# Figure record listings:
* * *
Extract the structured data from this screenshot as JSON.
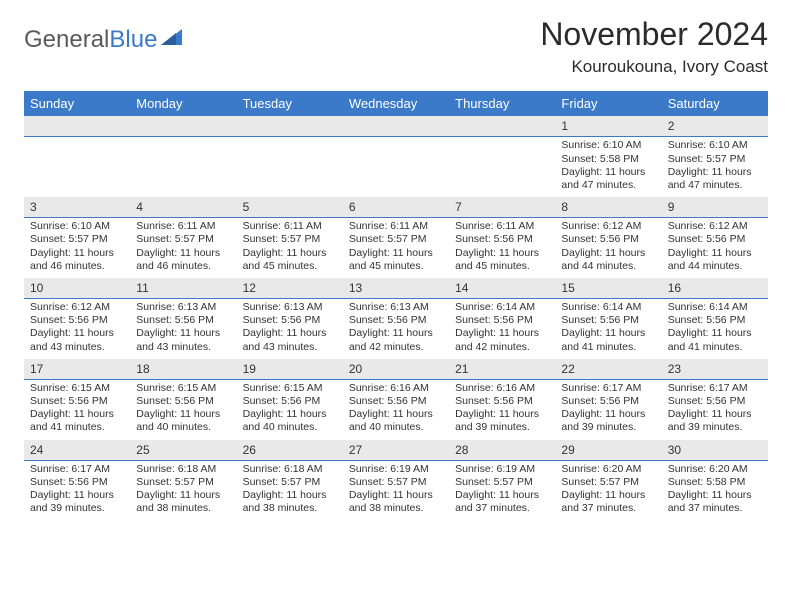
{
  "logo": {
    "text1": "General",
    "text2": "Blue"
  },
  "title": "November 2024",
  "location": "Kouroukouna, Ivory Coast",
  "colors": {
    "header_bg": "#3a7ac8",
    "daynum_bg": "#e9e9e9",
    "text": "#333333",
    "page_bg": "#ffffff"
  },
  "weekdays": [
    "Sunday",
    "Monday",
    "Tuesday",
    "Wednesday",
    "Thursday",
    "Friday",
    "Saturday"
  ],
  "weeks": [
    [
      null,
      null,
      null,
      null,
      null,
      {
        "n": "1",
        "sr": "Sunrise: 6:10 AM",
        "ss": "Sunset: 5:58 PM",
        "dl1": "Daylight: 11 hours",
        "dl2": "and 47 minutes."
      },
      {
        "n": "2",
        "sr": "Sunrise: 6:10 AM",
        "ss": "Sunset: 5:57 PM",
        "dl1": "Daylight: 11 hours",
        "dl2": "and 47 minutes."
      }
    ],
    [
      {
        "n": "3",
        "sr": "Sunrise: 6:10 AM",
        "ss": "Sunset: 5:57 PM",
        "dl1": "Daylight: 11 hours",
        "dl2": "and 46 minutes."
      },
      {
        "n": "4",
        "sr": "Sunrise: 6:11 AM",
        "ss": "Sunset: 5:57 PM",
        "dl1": "Daylight: 11 hours",
        "dl2": "and 46 minutes."
      },
      {
        "n": "5",
        "sr": "Sunrise: 6:11 AM",
        "ss": "Sunset: 5:57 PM",
        "dl1": "Daylight: 11 hours",
        "dl2": "and 45 minutes."
      },
      {
        "n": "6",
        "sr": "Sunrise: 6:11 AM",
        "ss": "Sunset: 5:57 PM",
        "dl1": "Daylight: 11 hours",
        "dl2": "and 45 minutes."
      },
      {
        "n": "7",
        "sr": "Sunrise: 6:11 AM",
        "ss": "Sunset: 5:56 PM",
        "dl1": "Daylight: 11 hours",
        "dl2": "and 45 minutes."
      },
      {
        "n": "8",
        "sr": "Sunrise: 6:12 AM",
        "ss": "Sunset: 5:56 PM",
        "dl1": "Daylight: 11 hours",
        "dl2": "and 44 minutes."
      },
      {
        "n": "9",
        "sr": "Sunrise: 6:12 AM",
        "ss": "Sunset: 5:56 PM",
        "dl1": "Daylight: 11 hours",
        "dl2": "and 44 minutes."
      }
    ],
    [
      {
        "n": "10",
        "sr": "Sunrise: 6:12 AM",
        "ss": "Sunset: 5:56 PM",
        "dl1": "Daylight: 11 hours",
        "dl2": "and 43 minutes."
      },
      {
        "n": "11",
        "sr": "Sunrise: 6:13 AM",
        "ss": "Sunset: 5:56 PM",
        "dl1": "Daylight: 11 hours",
        "dl2": "and 43 minutes."
      },
      {
        "n": "12",
        "sr": "Sunrise: 6:13 AM",
        "ss": "Sunset: 5:56 PM",
        "dl1": "Daylight: 11 hours",
        "dl2": "and 43 minutes."
      },
      {
        "n": "13",
        "sr": "Sunrise: 6:13 AM",
        "ss": "Sunset: 5:56 PM",
        "dl1": "Daylight: 11 hours",
        "dl2": "and 42 minutes."
      },
      {
        "n": "14",
        "sr": "Sunrise: 6:14 AM",
        "ss": "Sunset: 5:56 PM",
        "dl1": "Daylight: 11 hours",
        "dl2": "and 42 minutes."
      },
      {
        "n": "15",
        "sr": "Sunrise: 6:14 AM",
        "ss": "Sunset: 5:56 PM",
        "dl1": "Daylight: 11 hours",
        "dl2": "and 41 minutes."
      },
      {
        "n": "16",
        "sr": "Sunrise: 6:14 AM",
        "ss": "Sunset: 5:56 PM",
        "dl1": "Daylight: 11 hours",
        "dl2": "and 41 minutes."
      }
    ],
    [
      {
        "n": "17",
        "sr": "Sunrise: 6:15 AM",
        "ss": "Sunset: 5:56 PM",
        "dl1": "Daylight: 11 hours",
        "dl2": "and 41 minutes."
      },
      {
        "n": "18",
        "sr": "Sunrise: 6:15 AM",
        "ss": "Sunset: 5:56 PM",
        "dl1": "Daylight: 11 hours",
        "dl2": "and 40 minutes."
      },
      {
        "n": "19",
        "sr": "Sunrise: 6:15 AM",
        "ss": "Sunset: 5:56 PM",
        "dl1": "Daylight: 11 hours",
        "dl2": "and 40 minutes."
      },
      {
        "n": "20",
        "sr": "Sunrise: 6:16 AM",
        "ss": "Sunset: 5:56 PM",
        "dl1": "Daylight: 11 hours",
        "dl2": "and 40 minutes."
      },
      {
        "n": "21",
        "sr": "Sunrise: 6:16 AM",
        "ss": "Sunset: 5:56 PM",
        "dl1": "Daylight: 11 hours",
        "dl2": "and 39 minutes."
      },
      {
        "n": "22",
        "sr": "Sunrise: 6:17 AM",
        "ss": "Sunset: 5:56 PM",
        "dl1": "Daylight: 11 hours",
        "dl2": "and 39 minutes."
      },
      {
        "n": "23",
        "sr": "Sunrise: 6:17 AM",
        "ss": "Sunset: 5:56 PM",
        "dl1": "Daylight: 11 hours",
        "dl2": "and 39 minutes."
      }
    ],
    [
      {
        "n": "24",
        "sr": "Sunrise: 6:17 AM",
        "ss": "Sunset: 5:56 PM",
        "dl1": "Daylight: 11 hours",
        "dl2": "and 39 minutes."
      },
      {
        "n": "25",
        "sr": "Sunrise: 6:18 AM",
        "ss": "Sunset: 5:57 PM",
        "dl1": "Daylight: 11 hours",
        "dl2": "and 38 minutes."
      },
      {
        "n": "26",
        "sr": "Sunrise: 6:18 AM",
        "ss": "Sunset: 5:57 PM",
        "dl1": "Daylight: 11 hours",
        "dl2": "and 38 minutes."
      },
      {
        "n": "27",
        "sr": "Sunrise: 6:19 AM",
        "ss": "Sunset: 5:57 PM",
        "dl1": "Daylight: 11 hours",
        "dl2": "and 38 minutes."
      },
      {
        "n": "28",
        "sr": "Sunrise: 6:19 AM",
        "ss": "Sunset: 5:57 PM",
        "dl1": "Daylight: 11 hours",
        "dl2": "and 37 minutes."
      },
      {
        "n": "29",
        "sr": "Sunrise: 6:20 AM",
        "ss": "Sunset: 5:57 PM",
        "dl1": "Daylight: 11 hours",
        "dl2": "and 37 minutes."
      },
      {
        "n": "30",
        "sr": "Sunrise: 6:20 AM",
        "ss": "Sunset: 5:58 PM",
        "dl1": "Daylight: 11 hours",
        "dl2": "and 37 minutes."
      }
    ]
  ]
}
* * *
# Task objective:
Exactly as written, return every line of the listing, but not the pictures.

# Reply:
Extract the structured data from this screenshot as JSON.
{
  "logo": {
    "text1": "General",
    "text2": "Blue"
  },
  "title": "November 2024",
  "location": "Kouroukouna, Ivory Coast",
  "colors": {
    "header_bg": "#3a7ac8",
    "daynum_bg": "#e9e9e9",
    "text": "#333333",
    "page_bg": "#ffffff"
  },
  "weekdays": [
    "Sunday",
    "Monday",
    "Tuesday",
    "Wednesday",
    "Thursday",
    "Friday",
    "Saturday"
  ],
  "weeks": [
    [
      null,
      null,
      null,
      null,
      null,
      {
        "n": "1",
        "sr": "Sunrise: 6:10 AM",
        "ss": "Sunset: 5:58 PM",
        "dl1": "Daylight: 11 hours",
        "dl2": "and 47 minutes."
      },
      {
        "n": "2",
        "sr": "Sunrise: 6:10 AM",
        "ss": "Sunset: 5:57 PM",
        "dl1": "Daylight: 11 hours",
        "dl2": "and 47 minutes."
      }
    ],
    [
      {
        "n": "3",
        "sr": "Sunrise: 6:10 AM",
        "ss": "Sunset: 5:57 PM",
        "dl1": "Daylight: 11 hours",
        "dl2": "and 46 minutes."
      },
      {
        "n": "4",
        "sr": "Sunrise: 6:11 AM",
        "ss": "Sunset: 5:57 PM",
        "dl1": "Daylight: 11 hours",
        "dl2": "and 46 minutes."
      },
      {
        "n": "5",
        "sr": "Sunrise: 6:11 AM",
        "ss": "Sunset: 5:57 PM",
        "dl1": "Daylight: 11 hours",
        "dl2": "and 45 minutes."
      },
      {
        "n": "6",
        "sr": "Sunrise: 6:11 AM",
        "ss": "Sunset: 5:57 PM",
        "dl1": "Daylight: 11 hours",
        "dl2": "and 45 minutes."
      },
      {
        "n": "7",
        "sr": "Sunrise: 6:11 AM",
        "ss": "Sunset: 5:56 PM",
        "dl1": "Daylight: 11 hours",
        "dl2": "and 45 minutes."
      },
      {
        "n": "8",
        "sr": "Sunrise: 6:12 AM",
        "ss": "Sunset: 5:56 PM",
        "dl1": "Daylight: 11 hours",
        "dl2": "and 44 minutes."
      },
      {
        "n": "9",
        "sr": "Sunrise: 6:12 AM",
        "ss": "Sunset: 5:56 PM",
        "dl1": "Daylight: 11 hours",
        "dl2": "and 44 minutes."
      }
    ],
    [
      {
        "n": "10",
        "sr": "Sunrise: 6:12 AM",
        "ss": "Sunset: 5:56 PM",
        "dl1": "Daylight: 11 hours",
        "dl2": "and 43 minutes."
      },
      {
        "n": "11",
        "sr": "Sunrise: 6:13 AM",
        "ss": "Sunset: 5:56 PM",
        "dl1": "Daylight: 11 hours",
        "dl2": "and 43 minutes."
      },
      {
        "n": "12",
        "sr": "Sunrise: 6:13 AM",
        "ss": "Sunset: 5:56 PM",
        "dl1": "Daylight: 11 hours",
        "dl2": "and 43 minutes."
      },
      {
        "n": "13",
        "sr": "Sunrise: 6:13 AM",
        "ss": "Sunset: 5:56 PM",
        "dl1": "Daylight: 11 hours",
        "dl2": "and 42 minutes."
      },
      {
        "n": "14",
        "sr": "Sunrise: 6:14 AM",
        "ss": "Sunset: 5:56 PM",
        "dl1": "Daylight: 11 hours",
        "dl2": "and 42 minutes."
      },
      {
        "n": "15",
        "sr": "Sunrise: 6:14 AM",
        "ss": "Sunset: 5:56 PM",
        "dl1": "Daylight: 11 hours",
        "dl2": "and 41 minutes."
      },
      {
        "n": "16",
        "sr": "Sunrise: 6:14 AM",
        "ss": "Sunset: 5:56 PM",
        "dl1": "Daylight: 11 hours",
        "dl2": "and 41 minutes."
      }
    ],
    [
      {
        "n": "17",
        "sr": "Sunrise: 6:15 AM",
        "ss": "Sunset: 5:56 PM",
        "dl1": "Daylight: 11 hours",
        "dl2": "and 41 minutes."
      },
      {
        "n": "18",
        "sr": "Sunrise: 6:15 AM",
        "ss": "Sunset: 5:56 PM",
        "dl1": "Daylight: 11 hours",
        "dl2": "and 40 minutes."
      },
      {
        "n": "19",
        "sr": "Sunrise: 6:15 AM",
        "ss": "Sunset: 5:56 PM",
        "dl1": "Daylight: 11 hours",
        "dl2": "and 40 minutes."
      },
      {
        "n": "20",
        "sr": "Sunrise: 6:16 AM",
        "ss": "Sunset: 5:56 PM",
        "dl1": "Daylight: 11 hours",
        "dl2": "and 40 minutes."
      },
      {
        "n": "21",
        "sr": "Sunrise: 6:16 AM",
        "ss": "Sunset: 5:56 PM",
        "dl1": "Daylight: 11 hours",
        "dl2": "and 39 minutes."
      },
      {
        "n": "22",
        "sr": "Sunrise: 6:17 AM",
        "ss": "Sunset: 5:56 PM",
        "dl1": "Daylight: 11 hours",
        "dl2": "and 39 minutes."
      },
      {
        "n": "23",
        "sr": "Sunrise: 6:17 AM",
        "ss": "Sunset: 5:56 PM",
        "dl1": "Daylight: 11 hours",
        "dl2": "and 39 minutes."
      }
    ],
    [
      {
        "n": "24",
        "sr": "Sunrise: 6:17 AM",
        "ss": "Sunset: 5:56 PM",
        "dl1": "Daylight: 11 hours",
        "dl2": "and 39 minutes."
      },
      {
        "n": "25",
        "sr": "Sunrise: 6:18 AM",
        "ss": "Sunset: 5:57 PM",
        "dl1": "Daylight: 11 hours",
        "dl2": "and 38 minutes."
      },
      {
        "n": "26",
        "sr": "Sunrise: 6:18 AM",
        "ss": "Sunset: 5:57 PM",
        "dl1": "Daylight: 11 hours",
        "dl2": "and 38 minutes."
      },
      {
        "n": "27",
        "sr": "Sunrise: 6:19 AM",
        "ss": "Sunset: 5:57 PM",
        "dl1": "Daylight: 11 hours",
        "dl2": "and 38 minutes."
      },
      {
        "n": "28",
        "sr": "Sunrise: 6:19 AM",
        "ss": "Sunset: 5:57 PM",
        "dl1": "Daylight: 11 hours",
        "dl2": "and 37 minutes."
      },
      {
        "n": "29",
        "sr": "Sunrise: 6:20 AM",
        "ss": "Sunset: 5:57 PM",
        "dl1": "Daylight: 11 hours",
        "dl2": "and 37 minutes."
      },
      {
        "n": "30",
        "sr": "Sunrise: 6:20 AM",
        "ss": "Sunset: 5:58 PM",
        "dl1": "Daylight: 11 hours",
        "dl2": "and 37 minutes."
      }
    ]
  ]
}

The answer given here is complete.